+++ Dataset content

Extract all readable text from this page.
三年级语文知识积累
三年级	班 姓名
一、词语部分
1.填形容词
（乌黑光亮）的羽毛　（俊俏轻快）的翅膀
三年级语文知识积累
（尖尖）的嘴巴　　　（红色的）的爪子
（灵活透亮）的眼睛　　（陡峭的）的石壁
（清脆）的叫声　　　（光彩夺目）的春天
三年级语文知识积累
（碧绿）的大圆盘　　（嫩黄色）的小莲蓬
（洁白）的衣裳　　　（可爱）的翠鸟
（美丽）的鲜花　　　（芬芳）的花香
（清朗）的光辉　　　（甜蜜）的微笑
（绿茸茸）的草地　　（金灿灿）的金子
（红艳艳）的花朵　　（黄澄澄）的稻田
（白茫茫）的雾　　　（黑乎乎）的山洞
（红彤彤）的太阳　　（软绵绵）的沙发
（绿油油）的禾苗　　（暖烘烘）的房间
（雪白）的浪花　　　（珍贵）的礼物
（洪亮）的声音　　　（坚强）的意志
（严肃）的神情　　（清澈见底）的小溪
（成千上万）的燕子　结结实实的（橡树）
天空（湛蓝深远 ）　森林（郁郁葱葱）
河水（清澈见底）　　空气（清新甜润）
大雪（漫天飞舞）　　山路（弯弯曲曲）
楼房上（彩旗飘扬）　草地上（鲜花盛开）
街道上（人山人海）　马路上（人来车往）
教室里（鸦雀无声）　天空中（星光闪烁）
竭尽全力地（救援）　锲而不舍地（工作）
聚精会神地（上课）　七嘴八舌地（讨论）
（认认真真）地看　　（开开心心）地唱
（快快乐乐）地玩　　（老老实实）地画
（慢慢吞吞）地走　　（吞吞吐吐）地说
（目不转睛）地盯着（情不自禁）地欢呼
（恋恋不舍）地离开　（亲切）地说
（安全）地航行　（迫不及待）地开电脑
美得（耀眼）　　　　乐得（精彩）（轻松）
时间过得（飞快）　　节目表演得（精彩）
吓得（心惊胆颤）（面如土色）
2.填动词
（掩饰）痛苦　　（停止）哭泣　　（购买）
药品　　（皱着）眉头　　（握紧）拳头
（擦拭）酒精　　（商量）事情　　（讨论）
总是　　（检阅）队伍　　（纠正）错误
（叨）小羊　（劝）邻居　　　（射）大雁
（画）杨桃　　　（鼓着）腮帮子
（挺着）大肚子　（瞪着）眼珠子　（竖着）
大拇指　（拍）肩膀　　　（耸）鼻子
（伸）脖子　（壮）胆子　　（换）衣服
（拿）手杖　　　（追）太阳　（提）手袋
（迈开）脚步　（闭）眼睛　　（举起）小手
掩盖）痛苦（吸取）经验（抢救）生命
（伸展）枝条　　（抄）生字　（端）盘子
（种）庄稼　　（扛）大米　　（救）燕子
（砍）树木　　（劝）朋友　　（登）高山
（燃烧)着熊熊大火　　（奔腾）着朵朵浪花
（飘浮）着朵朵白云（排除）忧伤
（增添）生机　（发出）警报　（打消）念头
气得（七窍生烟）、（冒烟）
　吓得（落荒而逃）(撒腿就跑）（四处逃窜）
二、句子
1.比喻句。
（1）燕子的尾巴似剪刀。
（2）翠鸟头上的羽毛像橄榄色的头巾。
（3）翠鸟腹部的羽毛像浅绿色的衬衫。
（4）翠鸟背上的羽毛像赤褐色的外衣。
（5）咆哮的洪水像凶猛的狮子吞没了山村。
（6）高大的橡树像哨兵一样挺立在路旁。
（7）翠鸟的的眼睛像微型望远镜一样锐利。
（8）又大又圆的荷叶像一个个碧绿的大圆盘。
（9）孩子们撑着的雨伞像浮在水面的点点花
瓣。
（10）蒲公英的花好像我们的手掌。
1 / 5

++++++

Using the exact wording, write out all of the records.

Worked answer:
Extract all readable text from this page.
三年级语文知识积累
三年级	班 姓名
一、词语部分
1.填形容词
（乌黑光亮）的羽毛　（俊俏轻快）的翅膀
三年级语文知识积累
（尖尖）的嘴巴　　　（红色的）的爪子
（灵活透亮）的眼睛　　（陡峭的）的石壁
（清脆）的叫声　　　（光彩夺目）的春天
三年级语文知识积累
（碧绿）的大圆盘　　（嫩黄色）的小莲蓬
（洁白）的衣裳　　　（可爱）的翠鸟
（美丽）的鲜花　　　（芬芳）的花香
（清朗）的光辉　　　（甜蜜）的微笑
（绿茸茸）的草地　　（金灿灿）的金子
（红艳艳）的花朵　　（黄澄澄）的稻田
（白茫茫）的雾　　　（黑乎乎）的山洞
（红彤彤）的太阳　　（软绵绵）的沙发
（绿油油）的禾苗　　（暖烘烘）的房间
（雪白）的浪花　　　（珍贵）的礼物
（洪亮）的声音　　　（坚强）的意志
（严肃）的神情　　（清澈见底）的小溪
（成千上万）的燕子　结结实实的（橡树）
天空（湛蓝深远 ）　森林（郁郁葱葱）
河水（清澈见底）　　空气（清新甜润）
大雪（漫天飞舞）　　山路（弯弯曲曲）
楼房上（彩旗飘扬）　草地上（鲜花盛开）
街道上（人山人海）　马路上（人来车往）
教室里（鸦雀无声）　天空中（星光闪烁）
竭尽全力地（救援）　锲而不舍地（工作）
聚精会神地（上课）　七嘴八舌地（讨论）
（认认真真）地看　　（开开心心）地唱
（快快乐乐）地玩　　（老老实实）地画
（慢慢吞吞）地走　　（吞吞吐吐）地说
（目不转睛）地盯着（情不自禁）地欢呼
（恋恋不舍）地离开　（亲切）地说
（安全）地航行　（迫不及待）地开电脑
美得（耀眼）　　　　乐得（精彩）（轻松）
时间过得（飞快）　　节目表演得（精彩）
吓得（心惊胆颤）（面如土色）
2.填动词
（掩饰）痛苦　　（停止）哭泣　　（购买）
药品　　（皱着）眉头　　（握紧）拳头
（擦拭）酒精　　（商量）事情　　（讨论）
总是　　（检阅）队伍　　（纠正）错误
（叨）小羊　（劝）邻居　　　（射）大雁
（画）杨桃　　　（鼓着）腮帮子
（挺着）大肚子　（瞪着）眼珠子　（竖着）
大拇指　（拍）肩膀　　　（耸）鼻子
（伸）脖子　（壮）胆子　　（换）衣服
（拿）手杖　　　（追）太阳　（提）手袋
（迈开）脚步　（闭）眼睛　　（举起）小手
掩盖）痛苦（吸取）经验（抢救）生命
（伸展）枝条　　（抄）生字　（端）盘子
（种）庄稼　　（扛）大米　　（救）燕子
（砍）树木　　（劝）朋友　　（登）高山
（燃烧)着熊熊大火　　（奔腾）着朵朵浪花
（飘浮）着朵朵白云（排除）忧伤
（增添）生机　（发出）警报　（打消）念头
气得（七窍生烟）、（冒烟）
　吓得（落荒而逃）(撒腿就跑）（四处逃窜）
二、句子
1.比喻句。
（1）燕子的尾巴似剪刀。
（2）翠鸟头上的羽毛像橄榄色的头巾。
（3）翠鸟腹部的羽毛像浅绿色的衬衫。
（4）翠鸟背上的羽毛像赤褐色的外衣。
（5）咆哮的洪水像凶猛的狮子吞没了山村。
（6）高大的橡树像哨兵一样挺立在路旁。
（7）翠鸟的的眼睛像微型望远镜一样锐利。
（8）又大又圆的荷叶像一个个碧绿的大圆盘。
（9）孩子们撑着的雨伞像浮在水面的点点花
瓣。
（10）蒲公英的花好像我们的手掌。
1 / 5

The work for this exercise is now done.